(Saved entries)
+++

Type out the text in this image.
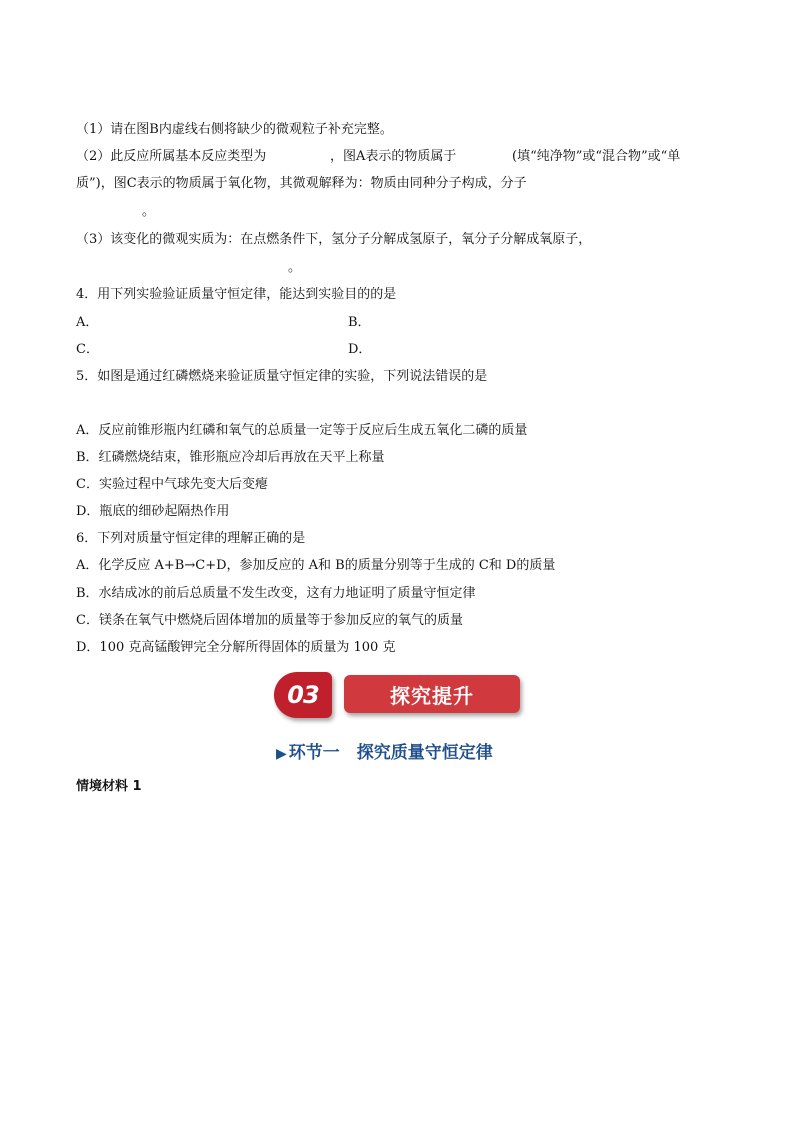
（1）请在图B内虚线右侧将缺少的微观粒子补充完整。
（2）此反应所属基本反应类型为	，图A表示的物质属于	(填“纯净物”或“混合物”或“单
质”)，图C表示的物质属于氧化物，其微观解释为：物质由同种分子构成，分子
。
（3）该变化的微观实质为：在点燃条件下，氢分子分解成氢原子，氧分子分解成氧原子，
。
4．用下列实验验证质量守恒定律，能达到实验目的的是
A．	B．
C．	D．
5．如图是通过红磷燃烧来验证质量守恒定律的实验，下列说法错误的是
A．反应前锥形瓶内红磷和氧气的总质量一定等于反应后生成五氧化二磷的质量
B．红磷燃烧结束，锥形瓶应冷却后再放在天平上称量
C．实验过程中气球先变大后变瘪
D．瓶底的细砂起隔热作用
6．下列对质量守恒定律的理解正确的是
A．化学反应 A+B→C+D，参加反应的 A和 B的质量分别等于生成的 C和 D的质量
B．水结成冰的前后总质量不发生改变，这有力地证明了质量守恒定律
C．镁条在氧气中燃烧后固体增加的质量等于参加反应的氧气的质量
D．100 克高锰酸钾完全分解所得固体的质量为 100 克
03	探究提升
▶ 环节一　探究质量守恒定律
情境材料 1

+++

Exercise directions :: Verbatim reproduction of every record is required; images are left out.

Result for this exercise ::
Type out the text in this image.
（1）请在图B内虚线右侧将缺少的微观粒子补充完整。
（2）此反应所属基本反应类型为	，图A表示的物质属于	(填“纯净物”或“混合物”或“单
质”)，图C表示的物质属于氧化物，其微观解释为：物质由同种分子构成，分子
。
（3）该变化的微观实质为：在点燃条件下，氢分子分解成氢原子，氧分子分解成氧原子，
。
4．用下列实验验证质量守恒定律，能达到实验目的的是
A．	B．
C．	D．
5．如图是通过红磷燃烧来验证质量守恒定律的实验，下列说法错误的是
A．反应前锥形瓶内红磷和氧气的总质量一定等于反应后生成五氧化二磷的质量
B．红磷燃烧结束，锥形瓶应冷却后再放在天平上称量
C．实验过程中气球先变大后变瘪
D．瓶底的细砂起隔热作用
6．下列对质量守恒定律的理解正确的是
A．化学反应 A+B→C+D，参加反应的 A和 B的质量分别等于生成的 C和 D的质量
B．水结成冰的前后总质量不发生改变，这有力地证明了质量守恒定律
C．镁条在氧气中燃烧后固体增加的质量等于参加反应的氧气的质量
D．100 克高锰酸钾完全分解所得固体的质量为 100 克
03	探究提升
▶ 环节一　探究质量守恒定律
情境材料 1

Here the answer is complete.